Leave out the pictures and repeat everything else in the records exactly.
──────── Given records ────────
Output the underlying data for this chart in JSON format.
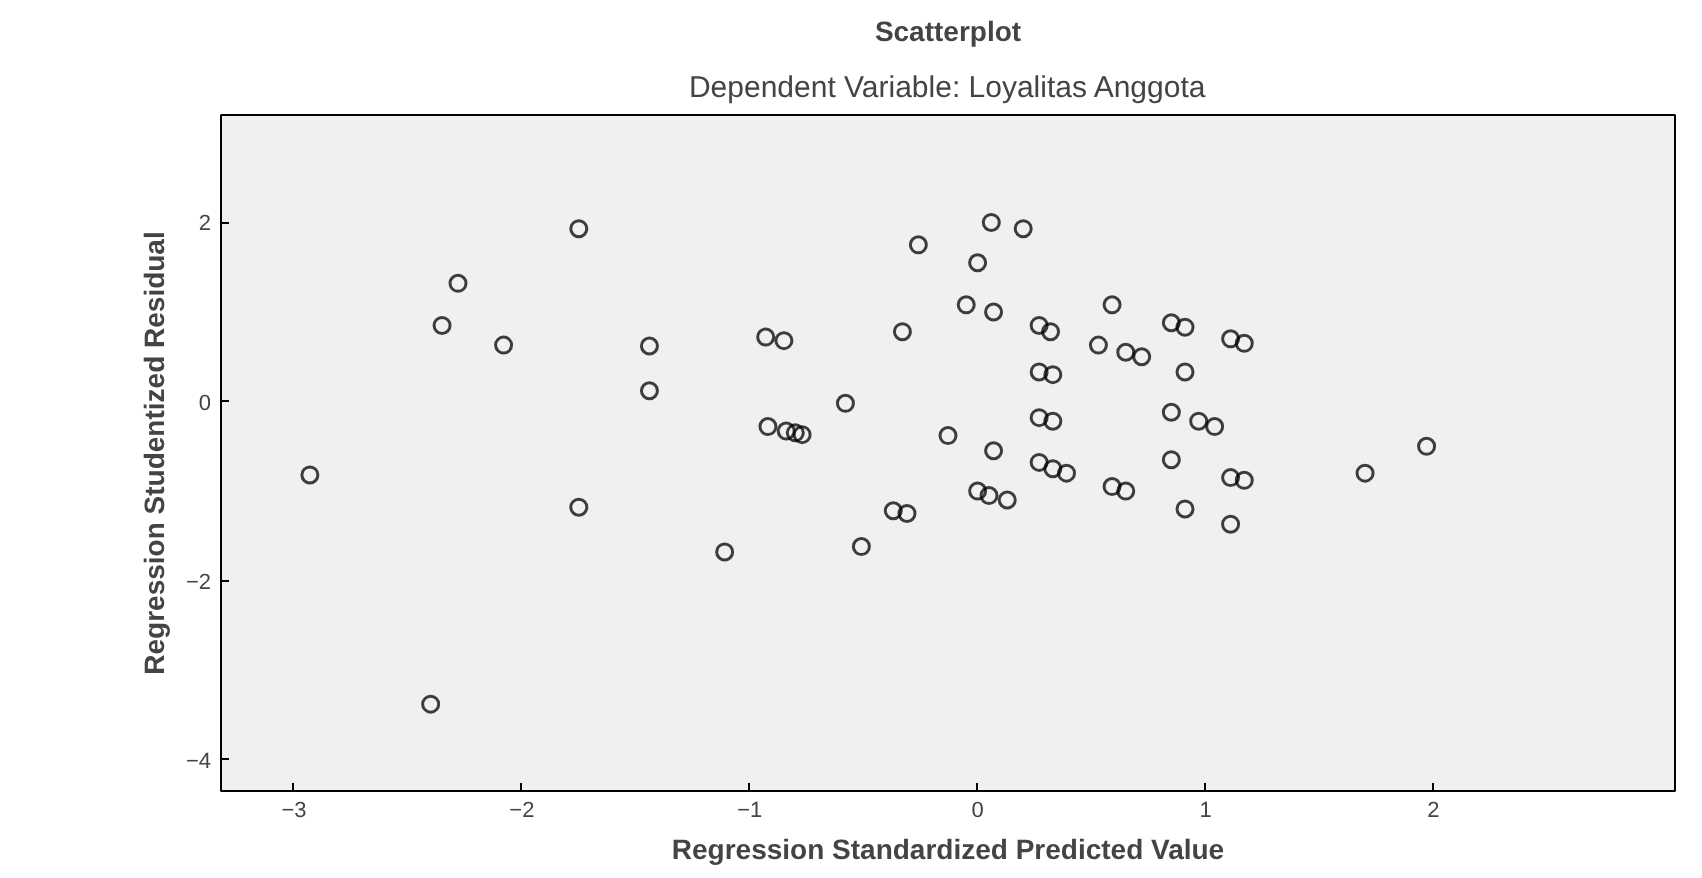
{
  "chart_data": {
    "type": "scatter",
    "title": "Scatterplot",
    "subtitle": "Dependent Variable: Loyalitas Anggota",
    "xlabel": "Regression Standardized Predicted Value",
    "ylabel": "Regression Studentized Residual",
    "x": [
      -2.93,
      -2.4,
      -2.35,
      -2.28,
      -2.08,
      -1.75,
      -1.75,
      -1.44,
      -1.44,
      -1.11,
      -0.93,
      -0.92,
      -0.85,
      -0.84,
      -0.8,
      -0.77,
      -0.58,
      -0.51,
      -0.37,
      -0.31,
      -0.33,
      -0.26,
      -0.13,
      -0.05,
      0.0,
      0.0,
      0.05,
      0.06,
      0.07,
      0.07,
      0.13,
      0.2,
      0.27,
      0.27,
      0.27,
      0.27,
      0.32,
      0.33,
      0.33,
      0.33,
      0.39,
      0.53,
      0.59,
      0.59,
      0.65,
      0.65,
      0.72,
      0.85,
      0.85,
      0.85,
      0.91,
      0.91,
      0.91,
      0.97,
      1.04,
      1.11,
      1.11,
      1.11,
      1.17,
      1.17,
      1.7,
      1.97
    ],
    "series": [
      {
        "color": "#000000",
        "values": [
          -0.82,
          -3.38,
          0.85,
          1.32,
          0.63,
          1.93,
          -1.18,
          0.62,
          0.12,
          -1.68,
          0.72,
          -0.28,
          0.68,
          -0.33,
          -0.35,
          -0.37,
          -0.02,
          -1.62,
          -1.22,
          -1.25,
          0.78,
          1.75,
          -0.38,
          1.08,
          1.55,
          -1.0,
          -1.05,
          2.0,
          1.0,
          -0.55,
          -1.1,
          1.93,
          0.85,
          0.33,
          -0.18,
          -0.68,
          0.78,
          0.3,
          -0.22,
          -0.75,
          -0.8,
          0.63,
          1.08,
          -0.95,
          0.55,
          -1.0,
          0.5,
          0.88,
          -0.12,
          -0.65,
          0.83,
          0.33,
          -1.2,
          -0.22,
          -0.28,
          0.7,
          -0.85,
          -1.37,
          0.65,
          -0.88,
          -0.8,
          -0.5
        ]
      }
    ],
    "xlim": [
      -3.32,
      3.06
    ],
    "ylim": [
      -4.35,
      3.2
    ],
    "xticks": [
      -3,
      -2,
      -1,
      0,
      1,
      2
    ],
    "yticks": [
      -4,
      -2,
      0,
      2
    ],
    "marker": "circle",
    "grid": false
  }
}
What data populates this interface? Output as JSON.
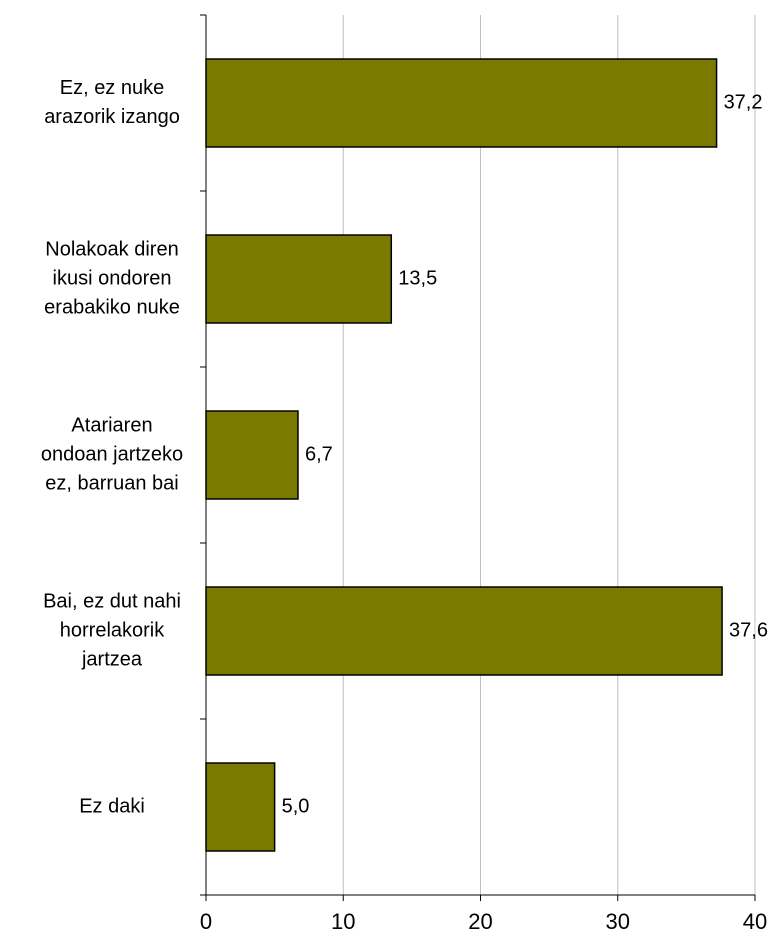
────────
> _Answer for the task_:
Output the underlying data for this chart in JSON format.
{
  "chart_data": {
    "type": "scatter",
    "title": "Scatterplot",
    "subtitle": "Dependent Variable: Loyalitas Anggota",
    "xlabel": "Regression Standardized Predicted Value",
    "ylabel": "Regression Studentized Residual",
    "x": [
      -2.93,
      -2.4,
      -2.35,
      -2.28,
      -2.08,
      -1.75,
      -1.75,
      -1.44,
      -1.44,
      -1.11,
      -0.93,
      -0.92,
      -0.85,
      -0.84,
      -0.8,
      -0.77,
      -0.58,
      -0.51,
      -0.37,
      -0.31,
      -0.33,
      -0.26,
      -0.13,
      -0.05,
      0.0,
      0.0,
      0.05,
      0.06,
      0.07,
      0.07,
      0.13,
      0.2,
      0.27,
      0.27,
      0.27,
      0.27,
      0.32,
      0.33,
      0.33,
      0.33,
      0.39,
      0.53,
      0.59,
      0.59,
      0.65,
      0.65,
      0.72,
      0.85,
      0.85,
      0.85,
      0.91,
      0.91,
      0.91,
      0.97,
      1.04,
      1.11,
      1.11,
      1.11,
      1.17,
      1.17,
      1.7,
      1.97
    ],
    "series": [
      {
        "color": "#000000",
        "values": [
          -0.82,
          -3.38,
          0.85,
          1.32,
          0.63,
          1.93,
          -1.18,
          0.62,
          0.12,
          -1.68,
          0.72,
          -0.28,
          0.68,
          -0.33,
          -0.35,
          -0.37,
          -0.02,
          -1.62,
          -1.22,
          -1.25,
          0.78,
          1.75,
          -0.38,
          1.08,
          1.55,
          -1.0,
          -1.05,
          2.0,
          1.0,
          -0.55,
          -1.1,
          1.93,
          0.85,
          0.33,
          -0.18,
          -0.68,
          0.78,
          0.3,
          -0.22,
          -0.75,
          -0.8,
          0.63,
          1.08,
          -0.95,
          0.55,
          -1.0,
          0.5,
          0.88,
          -0.12,
          -0.65,
          0.83,
          0.33,
          -1.2,
          -0.22,
          -0.28,
          0.7,
          -0.85,
          -1.37,
          0.65,
          -0.88,
          -0.8,
          -0.5
        ]
      }
    ],
    "xlim": [
      -3.32,
      3.06
    ],
    "ylim": [
      -4.35,
      3.2
    ],
    "xticks": [
      -3,
      -2,
      -1,
      0,
      1,
      2
    ],
    "yticks": [
      -4,
      -2,
      0,
      2
    ],
    "marker": "circle",
    "grid": false
  }
}
What data populates this interface? Output as JSON.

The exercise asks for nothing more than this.